- _Task goal_: Every record below should be written out exactly; pictures stay out.

- _Records provided_:

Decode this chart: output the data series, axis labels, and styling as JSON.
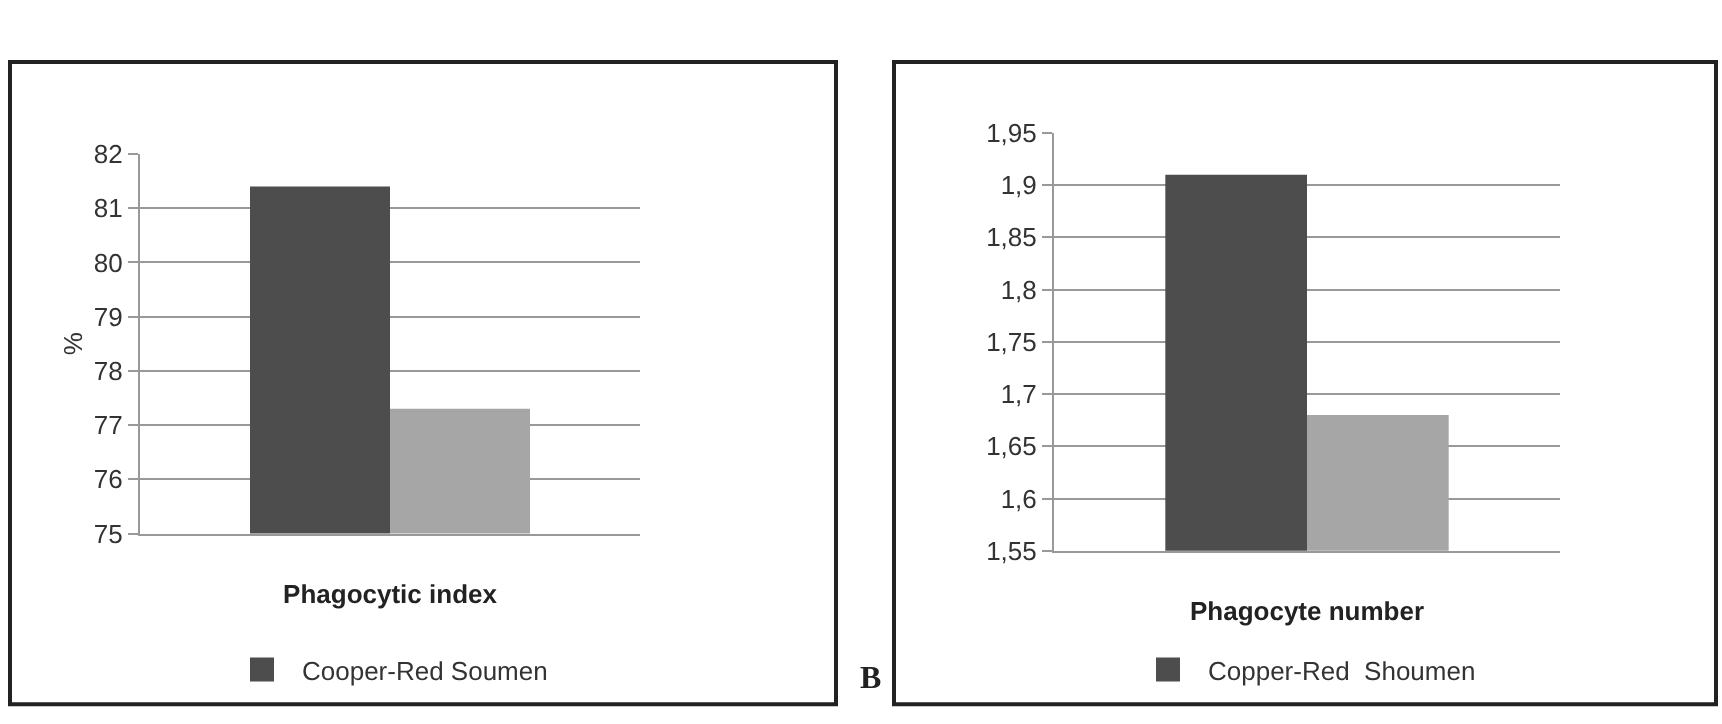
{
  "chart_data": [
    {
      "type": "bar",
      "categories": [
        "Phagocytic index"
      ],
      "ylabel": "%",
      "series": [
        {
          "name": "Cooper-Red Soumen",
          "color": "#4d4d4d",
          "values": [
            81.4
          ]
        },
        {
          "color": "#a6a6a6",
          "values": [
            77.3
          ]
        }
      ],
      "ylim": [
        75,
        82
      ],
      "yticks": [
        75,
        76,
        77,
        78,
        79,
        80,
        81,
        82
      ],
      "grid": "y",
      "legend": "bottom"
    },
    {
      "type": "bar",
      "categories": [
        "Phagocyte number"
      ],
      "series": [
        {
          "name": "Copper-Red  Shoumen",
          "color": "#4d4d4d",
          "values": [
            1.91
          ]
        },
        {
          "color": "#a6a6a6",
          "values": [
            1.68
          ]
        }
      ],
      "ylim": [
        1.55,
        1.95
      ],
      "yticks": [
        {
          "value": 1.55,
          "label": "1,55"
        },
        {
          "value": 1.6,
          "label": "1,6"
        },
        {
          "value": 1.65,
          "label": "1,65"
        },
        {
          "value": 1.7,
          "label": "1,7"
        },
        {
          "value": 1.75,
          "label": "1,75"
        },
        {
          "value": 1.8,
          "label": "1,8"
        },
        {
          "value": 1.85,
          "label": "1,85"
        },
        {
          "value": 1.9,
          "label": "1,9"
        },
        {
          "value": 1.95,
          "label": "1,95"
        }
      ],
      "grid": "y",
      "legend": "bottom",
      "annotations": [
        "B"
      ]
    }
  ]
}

- _Result for this exercise_:
Decode this chart: output the data series, axis labels, and styling as JSON.
{
  "chart_data": [
    {
      "type": "bar",
      "categories": [
        "Phagocytic index"
      ],
      "ylabel": "%",
      "series": [
        {
          "name": "Cooper-Red Soumen",
          "color": "#4d4d4d",
          "values": [
            81.4
          ]
        },
        {
          "color": "#a6a6a6",
          "values": [
            77.3
          ]
        }
      ],
      "ylim": [
        75,
        82
      ],
      "yticks": [
        75,
        76,
        77,
        78,
        79,
        80,
        81,
        82
      ],
      "grid": "y",
      "legend": "bottom"
    },
    {
      "type": "bar",
      "categories": [
        "Phagocyte number"
      ],
      "series": [
        {
          "name": "Copper-Red  Shoumen",
          "color": "#4d4d4d",
          "values": [
            1.91
          ]
        },
        {
          "color": "#a6a6a6",
          "values": [
            1.68
          ]
        }
      ],
      "ylim": [
        1.55,
        1.95
      ],
      "yticks": [
        {
          "value": 1.55,
          "label": "1,55"
        },
        {
          "value": 1.6,
          "label": "1,6"
        },
        {
          "value": 1.65,
          "label": "1,65"
        },
        {
          "value": 1.7,
          "label": "1,7"
        },
        {
          "value": 1.75,
          "label": "1,75"
        },
        {
          "value": 1.8,
          "label": "1,8"
        },
        {
          "value": 1.85,
          "label": "1,85"
        },
        {
          "value": 1.9,
          "label": "1,9"
        },
        {
          "value": 1.95,
          "label": "1,95"
        }
      ],
      "grid": "y",
      "legend": "bottom",
      "annotations": [
        "B"
      ]
    }
  ]
}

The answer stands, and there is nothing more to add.